[Begin]
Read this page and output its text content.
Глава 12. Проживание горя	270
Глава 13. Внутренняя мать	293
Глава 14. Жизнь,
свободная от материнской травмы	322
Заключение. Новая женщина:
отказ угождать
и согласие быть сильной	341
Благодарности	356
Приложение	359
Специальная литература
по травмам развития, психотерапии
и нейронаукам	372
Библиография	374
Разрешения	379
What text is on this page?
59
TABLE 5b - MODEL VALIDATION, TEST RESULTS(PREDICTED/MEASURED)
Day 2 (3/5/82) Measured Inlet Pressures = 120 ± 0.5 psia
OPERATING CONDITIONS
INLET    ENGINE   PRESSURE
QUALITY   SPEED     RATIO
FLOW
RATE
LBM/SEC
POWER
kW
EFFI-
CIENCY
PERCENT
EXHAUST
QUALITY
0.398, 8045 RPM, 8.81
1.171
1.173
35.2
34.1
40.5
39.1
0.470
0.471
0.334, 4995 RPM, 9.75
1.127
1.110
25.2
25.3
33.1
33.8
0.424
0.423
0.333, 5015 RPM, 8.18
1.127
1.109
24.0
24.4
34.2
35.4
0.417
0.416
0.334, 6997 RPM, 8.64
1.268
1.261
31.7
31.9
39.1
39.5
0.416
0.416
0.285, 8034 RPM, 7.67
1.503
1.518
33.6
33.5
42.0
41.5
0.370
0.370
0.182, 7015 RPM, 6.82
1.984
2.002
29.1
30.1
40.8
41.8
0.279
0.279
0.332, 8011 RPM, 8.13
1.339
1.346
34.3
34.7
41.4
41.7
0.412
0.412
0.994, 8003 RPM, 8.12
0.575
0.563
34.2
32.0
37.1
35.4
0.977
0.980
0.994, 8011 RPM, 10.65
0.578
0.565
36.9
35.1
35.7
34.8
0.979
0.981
[End]
Task instructions >> Reproduce all the records precisely.

Response to the task >>
Read this page and output its text content.
Глава 12. Проживание горя	270
Глава 13. Внутренняя мать	293
Глава 14. Жизнь,
свободная от материнской травмы	322
Заключение. Новая женщина:
отказ угождать
и согласие быть сильной	341
Благодарности	356
Приложение	359
Специальная литература
по травмам развития, психотерапии
и нейронаукам	372
Библиография	374
Разрешения	379
What text is on this page?
59
TABLE 5b - MODEL VALIDATION, TEST RESULTS(PREDICTED/MEASURED)
Day 2 (3/5/82) Measured Inlet Pressures = 120 ± 0.5 psia
OPERATING CONDITIONS
INLET    ENGINE   PRESSURE
QUALITY   SPEED     RATIO
FLOW
RATE
LBM/SEC
POWER
kW
EFFI-
CIENCY
PERCENT
EXHAUST
QUALITY
0.398, 8045 RPM, 8.81
1.171
1.173
35.2
34.1
40.5
39.1
0.470
0.471
0.334, 4995 RPM, 9.75
1.127
1.110
25.2
25.3
33.1
33.8
0.424
0.423
0.333, 5015 RPM, 8.18
1.127
1.109
24.0
24.4
34.2
35.4
0.417
0.416
0.334, 6997 RPM, 8.64
1.268
1.261
31.7
31.9
39.1
39.5
0.416
0.416
0.285, 8034 RPM, 7.67
1.503
1.518
33.6
33.5
42.0
41.5
0.370
0.370
0.182, 7015 RPM, 6.82
1.984
2.002
29.1
30.1
40.8
41.8
0.279
0.279
0.332, 8011 RPM, 8.13
1.339
1.346
34.3
34.7
41.4
41.7
0.412
0.412
0.994, 8003 RPM, 8.12
0.575
0.563
34.2
32.0
37.1
35.4
0.977
0.980
0.994, 8011 RPM, 10.65
0.578
0.565
36.9
35.1
35.7
34.8
0.979
0.981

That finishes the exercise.